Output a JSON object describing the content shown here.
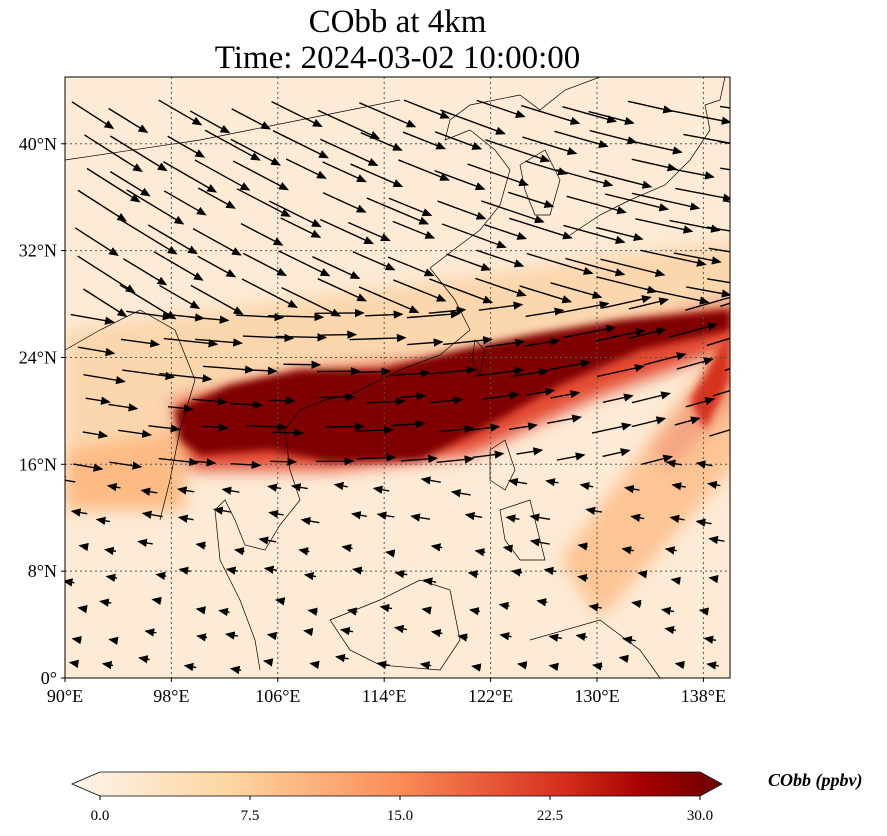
{
  "title": {
    "line1": "CObb at 4km",
    "line2": "Time: 2024-03-02 10:00:00"
  },
  "map": {
    "extent": {
      "lon": [
        90,
        140
      ],
      "lat": [
        0,
        45
      ]
    },
    "lon_ticks": [
      {
        "v": 90,
        "label": "90°E"
      },
      {
        "v": 98,
        "label": "98°E"
      },
      {
        "v": 106,
        "label": "106°E"
      },
      {
        "v": 114,
        "label": "114°E"
      },
      {
        "v": 122,
        "label": "122°E"
      },
      {
        "v": 130,
        "label": "130°E"
      },
      {
        "v": 138,
        "label": "138°E"
      }
    ],
    "lat_ticks": [
      {
        "v": 0,
        "label": "0°"
      },
      {
        "v": 8,
        "label": "8°N"
      },
      {
        "v": 16,
        "label": "16°N"
      },
      {
        "v": 24,
        "label": "24°N"
      },
      {
        "v": 32,
        "label": "32°N"
      },
      {
        "v": 40,
        "label": "40°N"
      }
    ]
  },
  "colorbar": {
    "label": "CObb (ppbv)",
    "range": [
      0,
      30
    ],
    "extend": "both",
    "ticks": [
      "0.0",
      "7.5",
      "15.0",
      "22.5",
      "30.0"
    ],
    "colors": [
      "#fff5eb",
      "#fdd49e",
      "#fc8d59",
      "#d7301f",
      "#a50000",
      "#7f0000"
    ]
  }
}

━━━━

[GIVEN TASK]: Quote the data exactly, leaving every image out of the copy.

[SOLUTION FOR THIS PROBLEM]:
Output a JSON object describing the content shown here.
{
  "title": {
    "line1": "CObb at 4km",
    "line2": "Time: 2024-03-02 10:00:00"
  },
  "map": {
    "extent": {
      "lon": [
        90,
        140
      ],
      "lat": [
        0,
        45
      ]
    },
    "lon_ticks": [
      {
        "v": 90,
        "label": "90°E"
      },
      {
        "v": 98,
        "label": "98°E"
      },
      {
        "v": 106,
        "label": "106°E"
      },
      {
        "v": 114,
        "label": "114°E"
      },
      {
        "v": 122,
        "label": "122°E"
      },
      {
        "v": 130,
        "label": "130°E"
      },
      {
        "v": 138,
        "label": "138°E"
      }
    ],
    "lat_ticks": [
      {
        "v": 0,
        "label": "0°"
      },
      {
        "v": 8,
        "label": "8°N"
      },
      {
        "v": 16,
        "label": "16°N"
      },
      {
        "v": 24,
        "label": "24°N"
      },
      {
        "v": 32,
        "label": "32°N"
      },
      {
        "v": 40,
        "label": "40°N"
      }
    ]
  },
  "colorbar": {
    "label": "CObb (ppbv)",
    "range": [
      0,
      30
    ],
    "extend": "both",
    "ticks": [
      "0.0",
      "7.5",
      "15.0",
      "22.5",
      "30.0"
    ],
    "colors": [
      "#fff5eb",
      "#fdd49e",
      "#fc8d59",
      "#d7301f",
      "#a50000",
      "#7f0000"
    ]
  }
}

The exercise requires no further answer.